» **Exercise requirements**: Each line that holds the word "Veden" counts once. Give the total number of such lines and nothing else.

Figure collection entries
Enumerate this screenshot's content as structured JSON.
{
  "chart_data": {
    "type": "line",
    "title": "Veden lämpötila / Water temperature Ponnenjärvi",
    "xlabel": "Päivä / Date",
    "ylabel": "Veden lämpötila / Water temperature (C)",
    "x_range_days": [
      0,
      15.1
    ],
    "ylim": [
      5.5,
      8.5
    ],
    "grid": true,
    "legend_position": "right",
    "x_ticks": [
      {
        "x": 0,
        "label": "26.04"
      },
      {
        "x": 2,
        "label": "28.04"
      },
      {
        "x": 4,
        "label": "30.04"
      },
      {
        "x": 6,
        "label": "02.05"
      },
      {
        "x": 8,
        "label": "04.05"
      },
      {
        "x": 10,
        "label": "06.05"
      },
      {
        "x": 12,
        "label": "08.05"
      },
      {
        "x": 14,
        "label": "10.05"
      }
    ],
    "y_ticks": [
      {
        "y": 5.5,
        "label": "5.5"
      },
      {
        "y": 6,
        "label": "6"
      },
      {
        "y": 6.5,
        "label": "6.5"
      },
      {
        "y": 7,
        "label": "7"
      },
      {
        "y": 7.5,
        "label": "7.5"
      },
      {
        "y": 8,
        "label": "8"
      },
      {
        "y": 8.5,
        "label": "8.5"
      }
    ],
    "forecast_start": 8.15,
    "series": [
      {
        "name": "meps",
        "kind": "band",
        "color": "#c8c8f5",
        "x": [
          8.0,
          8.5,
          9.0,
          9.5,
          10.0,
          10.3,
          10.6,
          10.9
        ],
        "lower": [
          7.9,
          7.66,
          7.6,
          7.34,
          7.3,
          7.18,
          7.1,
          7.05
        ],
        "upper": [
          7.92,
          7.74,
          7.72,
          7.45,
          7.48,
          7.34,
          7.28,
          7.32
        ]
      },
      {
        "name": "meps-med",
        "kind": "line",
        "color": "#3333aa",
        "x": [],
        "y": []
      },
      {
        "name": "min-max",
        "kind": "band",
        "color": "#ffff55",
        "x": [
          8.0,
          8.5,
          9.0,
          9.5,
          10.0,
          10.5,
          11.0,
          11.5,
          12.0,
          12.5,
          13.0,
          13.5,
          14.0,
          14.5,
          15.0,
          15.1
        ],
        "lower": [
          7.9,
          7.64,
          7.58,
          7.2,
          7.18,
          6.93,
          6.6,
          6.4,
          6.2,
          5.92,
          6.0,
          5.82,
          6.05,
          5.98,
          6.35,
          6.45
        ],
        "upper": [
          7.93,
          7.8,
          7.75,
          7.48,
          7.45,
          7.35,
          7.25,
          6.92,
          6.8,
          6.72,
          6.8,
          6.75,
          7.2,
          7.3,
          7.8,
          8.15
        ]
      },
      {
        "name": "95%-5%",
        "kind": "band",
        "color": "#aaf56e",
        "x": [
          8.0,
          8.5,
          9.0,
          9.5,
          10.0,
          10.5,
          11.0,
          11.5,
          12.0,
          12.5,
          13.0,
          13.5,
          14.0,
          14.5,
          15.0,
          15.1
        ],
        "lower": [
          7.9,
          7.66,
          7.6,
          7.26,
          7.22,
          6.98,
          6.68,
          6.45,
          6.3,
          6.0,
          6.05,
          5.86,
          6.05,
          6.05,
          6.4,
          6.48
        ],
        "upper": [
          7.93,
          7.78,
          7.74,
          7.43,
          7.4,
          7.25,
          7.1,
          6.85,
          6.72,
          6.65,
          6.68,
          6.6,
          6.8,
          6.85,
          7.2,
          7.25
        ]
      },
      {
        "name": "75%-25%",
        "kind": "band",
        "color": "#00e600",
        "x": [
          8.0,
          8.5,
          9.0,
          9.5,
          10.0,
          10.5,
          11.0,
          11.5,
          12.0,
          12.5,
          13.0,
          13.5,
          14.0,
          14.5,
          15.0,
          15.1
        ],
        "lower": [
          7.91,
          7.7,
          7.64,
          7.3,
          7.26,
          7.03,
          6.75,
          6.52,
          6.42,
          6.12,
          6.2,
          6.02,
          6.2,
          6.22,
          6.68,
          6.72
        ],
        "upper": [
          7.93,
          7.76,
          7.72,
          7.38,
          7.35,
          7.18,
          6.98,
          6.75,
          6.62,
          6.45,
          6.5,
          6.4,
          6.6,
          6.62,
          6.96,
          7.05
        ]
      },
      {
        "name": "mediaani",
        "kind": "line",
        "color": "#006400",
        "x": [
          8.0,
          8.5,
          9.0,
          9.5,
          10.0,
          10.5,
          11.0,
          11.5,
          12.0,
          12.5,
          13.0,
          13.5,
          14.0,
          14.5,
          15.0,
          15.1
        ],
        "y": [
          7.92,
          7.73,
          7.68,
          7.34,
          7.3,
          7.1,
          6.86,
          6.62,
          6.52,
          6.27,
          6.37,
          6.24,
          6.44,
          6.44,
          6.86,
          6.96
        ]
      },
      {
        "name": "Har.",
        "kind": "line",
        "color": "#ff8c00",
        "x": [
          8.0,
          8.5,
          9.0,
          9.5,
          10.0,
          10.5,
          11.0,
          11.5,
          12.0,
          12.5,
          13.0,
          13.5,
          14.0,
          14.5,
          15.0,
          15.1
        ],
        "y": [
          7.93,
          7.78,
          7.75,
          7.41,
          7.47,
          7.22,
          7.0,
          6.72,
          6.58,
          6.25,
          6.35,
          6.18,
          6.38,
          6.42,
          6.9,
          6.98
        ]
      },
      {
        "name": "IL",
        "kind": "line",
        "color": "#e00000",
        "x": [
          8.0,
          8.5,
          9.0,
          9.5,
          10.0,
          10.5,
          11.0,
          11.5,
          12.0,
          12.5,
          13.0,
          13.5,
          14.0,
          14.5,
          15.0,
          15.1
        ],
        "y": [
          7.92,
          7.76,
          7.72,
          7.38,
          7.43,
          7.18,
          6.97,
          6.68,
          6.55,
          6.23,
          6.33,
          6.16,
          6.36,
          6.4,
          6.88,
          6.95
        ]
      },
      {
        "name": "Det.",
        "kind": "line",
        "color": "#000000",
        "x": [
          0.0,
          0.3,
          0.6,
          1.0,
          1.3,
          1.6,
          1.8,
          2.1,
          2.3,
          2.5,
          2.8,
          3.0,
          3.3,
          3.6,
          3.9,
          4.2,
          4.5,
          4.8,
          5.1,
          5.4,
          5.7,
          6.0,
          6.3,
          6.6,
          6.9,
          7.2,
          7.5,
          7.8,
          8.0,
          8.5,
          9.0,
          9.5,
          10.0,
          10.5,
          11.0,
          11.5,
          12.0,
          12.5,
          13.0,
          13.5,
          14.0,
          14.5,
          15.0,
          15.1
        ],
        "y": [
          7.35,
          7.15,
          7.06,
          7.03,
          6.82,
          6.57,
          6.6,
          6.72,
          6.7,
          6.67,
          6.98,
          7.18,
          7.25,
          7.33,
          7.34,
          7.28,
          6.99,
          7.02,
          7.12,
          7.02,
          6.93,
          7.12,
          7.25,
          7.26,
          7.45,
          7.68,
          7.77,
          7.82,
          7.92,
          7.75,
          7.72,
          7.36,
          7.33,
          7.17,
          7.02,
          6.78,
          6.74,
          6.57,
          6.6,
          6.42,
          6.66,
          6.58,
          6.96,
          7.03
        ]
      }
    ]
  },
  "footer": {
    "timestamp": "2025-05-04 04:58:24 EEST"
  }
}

» **Answer to the exercise**: 2